= JOB =
Print all the entries verbatim.

= SOURCE DATA =

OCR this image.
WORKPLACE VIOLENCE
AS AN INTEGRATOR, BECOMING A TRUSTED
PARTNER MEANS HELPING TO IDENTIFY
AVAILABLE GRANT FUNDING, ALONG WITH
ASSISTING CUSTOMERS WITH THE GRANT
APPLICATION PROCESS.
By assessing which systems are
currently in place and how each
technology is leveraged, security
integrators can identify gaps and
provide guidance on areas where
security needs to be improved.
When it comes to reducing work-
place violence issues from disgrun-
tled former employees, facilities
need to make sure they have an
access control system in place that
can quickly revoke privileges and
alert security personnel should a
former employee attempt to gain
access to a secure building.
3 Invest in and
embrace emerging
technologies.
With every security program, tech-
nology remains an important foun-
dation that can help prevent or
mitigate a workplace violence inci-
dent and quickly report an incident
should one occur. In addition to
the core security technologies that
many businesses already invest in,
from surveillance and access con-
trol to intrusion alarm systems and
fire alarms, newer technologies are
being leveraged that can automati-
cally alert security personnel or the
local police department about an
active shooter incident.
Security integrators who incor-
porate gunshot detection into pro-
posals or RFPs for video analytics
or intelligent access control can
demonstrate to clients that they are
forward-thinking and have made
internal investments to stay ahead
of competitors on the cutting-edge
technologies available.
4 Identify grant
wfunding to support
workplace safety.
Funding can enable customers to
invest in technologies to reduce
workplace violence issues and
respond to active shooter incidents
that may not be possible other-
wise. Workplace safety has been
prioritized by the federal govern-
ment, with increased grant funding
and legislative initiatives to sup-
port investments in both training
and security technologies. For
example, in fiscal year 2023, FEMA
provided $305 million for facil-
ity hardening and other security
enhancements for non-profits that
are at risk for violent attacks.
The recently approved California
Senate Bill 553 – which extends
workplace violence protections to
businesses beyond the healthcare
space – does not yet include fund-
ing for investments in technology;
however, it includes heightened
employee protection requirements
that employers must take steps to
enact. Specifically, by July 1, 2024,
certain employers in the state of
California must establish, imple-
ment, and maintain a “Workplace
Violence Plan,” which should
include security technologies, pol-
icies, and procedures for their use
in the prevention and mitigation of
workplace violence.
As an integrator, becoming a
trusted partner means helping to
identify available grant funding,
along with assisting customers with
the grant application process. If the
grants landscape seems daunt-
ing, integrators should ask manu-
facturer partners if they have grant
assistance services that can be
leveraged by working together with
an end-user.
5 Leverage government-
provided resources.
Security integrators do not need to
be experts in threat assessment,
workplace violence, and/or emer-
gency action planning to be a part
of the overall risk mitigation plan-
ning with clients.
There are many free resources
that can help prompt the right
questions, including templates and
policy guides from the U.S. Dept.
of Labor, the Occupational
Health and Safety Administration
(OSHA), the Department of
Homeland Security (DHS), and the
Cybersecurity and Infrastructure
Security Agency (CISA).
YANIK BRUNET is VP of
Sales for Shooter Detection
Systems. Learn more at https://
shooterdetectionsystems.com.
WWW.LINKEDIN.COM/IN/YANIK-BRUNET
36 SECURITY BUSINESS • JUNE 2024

= WRITTEN RESPONSE =
OCR this image.
WORKPLACE VIOLENCE
AS AN INTEGRATOR, BECOMING A TRUSTED
PARTNER MEANS HELPING TO IDENTIFY
AVAILABLE GRANT FUNDING, ALONG WITH
ASSISTING CUSTOMERS WITH THE GRANT
APPLICATION PROCESS.
By assessing which systems are
currently in place and how each
technology is leveraged, security
integrators can identify gaps and
provide guidance on areas where
security needs to be improved.
When it comes to reducing work-
place violence issues from disgrun-
tled former employees, facilities
need to make sure they have an
access control system in place that
can quickly revoke privileges and
alert security personnel should a
former employee attempt to gain
access to a secure building.
3 Invest in and
embrace emerging
technologies.
With every security program, tech-
nology remains an important foun-
dation that can help prevent or
mitigate a workplace violence inci-
dent and quickly report an incident
should one occur. In addition to
the core security technologies that
many businesses already invest in,
from surveillance and access con-
trol to intrusion alarm systems and
fire alarms, newer technologies are
being leveraged that can automati-
cally alert security personnel or the
local police department about an
active shooter incident.
Security integrators who incor-
porate gunshot detection into pro-
posals or RFPs for video analytics
or intelligent access control can
demonstrate to clients that they are
forward-thinking and have made
internal investments to stay ahead
of competitors on the cutting-edge
technologies available.
4 Identify grant
wfunding to support
workplace safety.
Funding can enable customers to
invest in technologies to reduce
workplace violence issues and
respond to active shooter incidents
that may not be possible other-
wise. Workplace safety has been
prioritized by the federal govern-
ment, with increased grant funding
and legislative initiatives to sup-
port investments in both training
and security technologies. For
example, in fiscal year 2023, FEMA
provided $305 million for facil-
ity hardening and other security
enhancements for non-profits that
are at risk for violent attacks.
The recently approved California
Senate Bill 553 – which extends
workplace violence protections to
businesses beyond the healthcare
space – does not yet include fund-
ing for investments in technology;
however, it includes heightened
employee protection requirements
that employers must take steps to
enact. Specifically, by July 1, 2024,
certain employers in the state of
California must establish, imple-
ment, and maintain a “Workplace
Violence Plan,” which should
include security technologies, pol-
icies, and procedures for their use
in the prevention and mitigation of
workplace violence.
As an integrator, becoming a
trusted partner means helping to
identify available grant funding,
along with assisting customers with
the grant application process. If the
grants landscape seems daunt-
ing, integrators should ask manu-
facturer partners if they have grant
assistance services that can be
leveraged by working together with
an end-user.
5 Leverage government-
provided resources.
Security integrators do not need to
be experts in threat assessment,
workplace violence, and/or emer-
gency action planning to be a part
of the overall risk mitigation plan-
ning with clients.
There are many free resources
that can help prompt the right
questions, including templates and
policy guides from the U.S. Dept.
of Labor, the Occupational
Health and Safety Administration
(OSHA), the Department of
Homeland Security (DHS), and the
Cybersecurity and Infrastructure
Security Agency (CISA).
YANIK BRUNET is VP of
Sales for Shooter Detection
Systems. Learn more at https://
shooterdetectionsystems.com.
WWW.LINKEDIN.COM/IN/YANIK-BRUNET
36 SECURITY BUSINESS • JUNE 2024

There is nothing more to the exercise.